* The task
Print every entry exactly as written.

## start Data for processing

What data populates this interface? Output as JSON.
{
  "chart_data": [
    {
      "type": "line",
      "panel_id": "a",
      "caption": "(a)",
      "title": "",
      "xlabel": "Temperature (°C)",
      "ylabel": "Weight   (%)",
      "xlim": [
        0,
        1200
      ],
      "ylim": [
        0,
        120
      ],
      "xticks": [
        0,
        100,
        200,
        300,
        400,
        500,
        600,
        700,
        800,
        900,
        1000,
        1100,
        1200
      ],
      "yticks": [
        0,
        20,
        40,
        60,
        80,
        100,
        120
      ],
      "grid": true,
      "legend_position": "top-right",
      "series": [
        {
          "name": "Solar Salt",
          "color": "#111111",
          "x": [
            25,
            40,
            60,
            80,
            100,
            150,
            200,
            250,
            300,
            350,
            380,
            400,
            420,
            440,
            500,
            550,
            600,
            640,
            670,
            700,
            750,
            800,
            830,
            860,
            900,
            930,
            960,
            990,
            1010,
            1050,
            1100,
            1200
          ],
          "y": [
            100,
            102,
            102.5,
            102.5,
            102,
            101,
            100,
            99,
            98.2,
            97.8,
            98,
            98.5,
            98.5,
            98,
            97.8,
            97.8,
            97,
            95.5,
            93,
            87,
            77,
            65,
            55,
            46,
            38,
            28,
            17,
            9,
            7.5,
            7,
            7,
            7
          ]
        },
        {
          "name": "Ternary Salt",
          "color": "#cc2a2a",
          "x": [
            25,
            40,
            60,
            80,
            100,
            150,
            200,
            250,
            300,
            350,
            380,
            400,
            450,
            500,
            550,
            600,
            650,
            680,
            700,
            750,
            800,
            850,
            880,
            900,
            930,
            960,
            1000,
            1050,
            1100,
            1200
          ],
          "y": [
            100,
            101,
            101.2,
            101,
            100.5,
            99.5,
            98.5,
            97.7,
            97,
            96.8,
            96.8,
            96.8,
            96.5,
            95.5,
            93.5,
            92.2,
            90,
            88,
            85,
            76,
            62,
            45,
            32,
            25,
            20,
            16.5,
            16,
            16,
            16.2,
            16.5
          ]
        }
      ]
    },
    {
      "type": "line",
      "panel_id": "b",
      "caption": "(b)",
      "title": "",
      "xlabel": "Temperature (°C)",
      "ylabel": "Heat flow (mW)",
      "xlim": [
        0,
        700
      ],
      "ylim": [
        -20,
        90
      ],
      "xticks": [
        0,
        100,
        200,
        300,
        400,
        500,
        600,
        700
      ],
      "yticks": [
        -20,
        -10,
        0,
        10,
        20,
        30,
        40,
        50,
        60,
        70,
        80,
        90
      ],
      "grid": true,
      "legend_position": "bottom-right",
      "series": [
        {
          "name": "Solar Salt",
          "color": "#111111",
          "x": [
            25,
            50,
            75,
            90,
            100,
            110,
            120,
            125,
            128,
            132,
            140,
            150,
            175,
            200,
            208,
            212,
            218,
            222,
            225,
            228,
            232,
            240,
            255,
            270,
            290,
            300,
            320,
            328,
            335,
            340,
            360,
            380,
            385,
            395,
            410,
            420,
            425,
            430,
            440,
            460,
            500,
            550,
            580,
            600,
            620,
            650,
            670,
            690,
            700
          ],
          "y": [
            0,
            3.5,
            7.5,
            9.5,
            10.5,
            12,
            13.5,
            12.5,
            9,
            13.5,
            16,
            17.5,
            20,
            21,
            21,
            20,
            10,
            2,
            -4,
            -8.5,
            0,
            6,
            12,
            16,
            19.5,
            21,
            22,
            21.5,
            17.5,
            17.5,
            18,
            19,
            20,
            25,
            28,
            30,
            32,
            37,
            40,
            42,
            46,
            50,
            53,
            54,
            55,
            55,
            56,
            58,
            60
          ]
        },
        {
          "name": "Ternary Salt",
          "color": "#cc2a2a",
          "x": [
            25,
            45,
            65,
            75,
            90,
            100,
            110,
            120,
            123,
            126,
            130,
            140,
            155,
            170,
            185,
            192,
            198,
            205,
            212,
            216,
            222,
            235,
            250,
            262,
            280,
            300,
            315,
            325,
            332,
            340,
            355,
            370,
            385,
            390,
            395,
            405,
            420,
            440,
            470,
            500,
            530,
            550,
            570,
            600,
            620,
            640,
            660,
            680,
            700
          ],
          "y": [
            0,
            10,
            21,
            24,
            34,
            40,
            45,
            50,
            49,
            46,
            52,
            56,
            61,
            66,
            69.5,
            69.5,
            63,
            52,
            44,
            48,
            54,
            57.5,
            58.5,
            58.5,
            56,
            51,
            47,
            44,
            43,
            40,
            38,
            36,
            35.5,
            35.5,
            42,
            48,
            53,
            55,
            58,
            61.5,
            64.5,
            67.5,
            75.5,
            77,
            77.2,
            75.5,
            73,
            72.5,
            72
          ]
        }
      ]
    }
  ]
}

## end Data for processing

* Problem solution
What data populates this interface? Output as JSON.
{
  "chart_data": [
    {
      "type": "line",
      "panel_id": "a",
      "caption": "(a)",
      "title": "",
      "xlabel": "Temperature (°C)",
      "ylabel": "Weight   (%)",
      "xlim": [
        0,
        1200
      ],
      "ylim": [
        0,
        120
      ],
      "xticks": [
        0,
        100,
        200,
        300,
        400,
        500,
        600,
        700,
        800,
        900,
        1000,
        1100,
        1200
      ],
      "yticks": [
        0,
        20,
        40,
        60,
        80,
        100,
        120
      ],
      "grid": true,
      "legend_position": "top-right",
      "series": [
        {
          "name": "Solar Salt",
          "color": "#111111",
          "x": [
            25,
            40,
            60,
            80,
            100,
            150,
            200,
            250,
            300,
            350,
            380,
            400,
            420,
            440,
            500,
            550,
            600,
            640,
            670,
            700,
            750,
            800,
            830,
            860,
            900,
            930,
            960,
            990,
            1010,
            1050,
            1100,
            1200
          ],
          "y": [
            100,
            102,
            102.5,
            102.5,
            102,
            101,
            100,
            99,
            98.2,
            97.8,
            98,
            98.5,
            98.5,
            98,
            97.8,
            97.8,
            97,
            95.5,
            93,
            87,
            77,
            65,
            55,
            46,
            38,
            28,
            17,
            9,
            7.5,
            7,
            7,
            7
          ]
        },
        {
          "name": "Ternary Salt",
          "color": "#cc2a2a",
          "x": [
            25,
            40,
            60,
            80,
            100,
            150,
            200,
            250,
            300,
            350,
            380,
            400,
            450,
            500,
            550,
            600,
            650,
            680,
            700,
            750,
            800,
            850,
            880,
            900,
            930,
            960,
            1000,
            1050,
            1100,
            1200
          ],
          "y": [
            100,
            101,
            101.2,
            101,
            100.5,
            99.5,
            98.5,
            97.7,
            97,
            96.8,
            96.8,
            96.8,
            96.5,
            95.5,
            93.5,
            92.2,
            90,
            88,
            85,
            76,
            62,
            45,
            32,
            25,
            20,
            16.5,
            16,
            16,
            16.2,
            16.5
          ]
        }
      ]
    },
    {
      "type": "line",
      "panel_id": "b",
      "caption": "(b)",
      "title": "",
      "xlabel": "Temperature (°C)",
      "ylabel": "Heat flow (mW)",
      "xlim": [
        0,
        700
      ],
      "ylim": [
        -20,
        90
      ],
      "xticks": [
        0,
        100,
        200,
        300,
        400,
        500,
        600,
        700
      ],
      "yticks": [
        -20,
        -10,
        0,
        10,
        20,
        30,
        40,
        50,
        60,
        70,
        80,
        90
      ],
      "grid": true,
      "legend_position": "bottom-right",
      "series": [
        {
          "name": "Solar Salt",
          "color": "#111111",
          "x": [
            25,
            50,
            75,
            90,
            100,
            110,
            120,
            125,
            128,
            132,
            140,
            150,
            175,
            200,
            208,
            212,
            218,
            222,
            225,
            228,
            232,
            240,
            255,
            270,
            290,
            300,
            320,
            328,
            335,
            340,
            360,
            380,
            385,
            395,
            410,
            420,
            425,
            430,
            440,
            460,
            500,
            550,
            580,
            600,
            620,
            650,
            670,
            690,
            700
          ],
          "y": [
            0,
            3.5,
            7.5,
            9.5,
            10.5,
            12,
            13.5,
            12.5,
            9,
            13.5,
            16,
            17.5,
            20,
            21,
            21,
            20,
            10,
            2,
            -4,
            -8.5,
            0,
            6,
            12,
            16,
            19.5,
            21,
            22,
            21.5,
            17.5,
            17.5,
            18,
            19,
            20,
            25,
            28,
            30,
            32,
            37,
            40,
            42,
            46,
            50,
            53,
            54,
            55,
            55,
            56,
            58,
            60
          ]
        },
        {
          "name": "Ternary Salt",
          "color": "#cc2a2a",
          "x": [
            25,
            45,
            65,
            75,
            90,
            100,
            110,
            120,
            123,
            126,
            130,
            140,
            155,
            170,
            185,
            192,
            198,
            205,
            212,
            216,
            222,
            235,
            250,
            262,
            280,
            300,
            315,
            325,
            332,
            340,
            355,
            370,
            385,
            390,
            395,
            405,
            420,
            440,
            470,
            500,
            530,
            550,
            570,
            600,
            620,
            640,
            660,
            680,
            700
          ],
          "y": [
            0,
            10,
            21,
            24,
            34,
            40,
            45,
            50,
            49,
            46,
            52,
            56,
            61,
            66,
            69.5,
            69.5,
            63,
            52,
            44,
            48,
            54,
            57.5,
            58.5,
            58.5,
            56,
            51,
            47,
            44,
            43,
            40,
            38,
            36,
            35.5,
            35.5,
            42,
            48,
            53,
            55,
            58,
            61.5,
            64.5,
            67.5,
            75.5,
            77,
            77.2,
            75.5,
            73,
            72.5,
            72
          ]
        }
      ]
    }
  ]
}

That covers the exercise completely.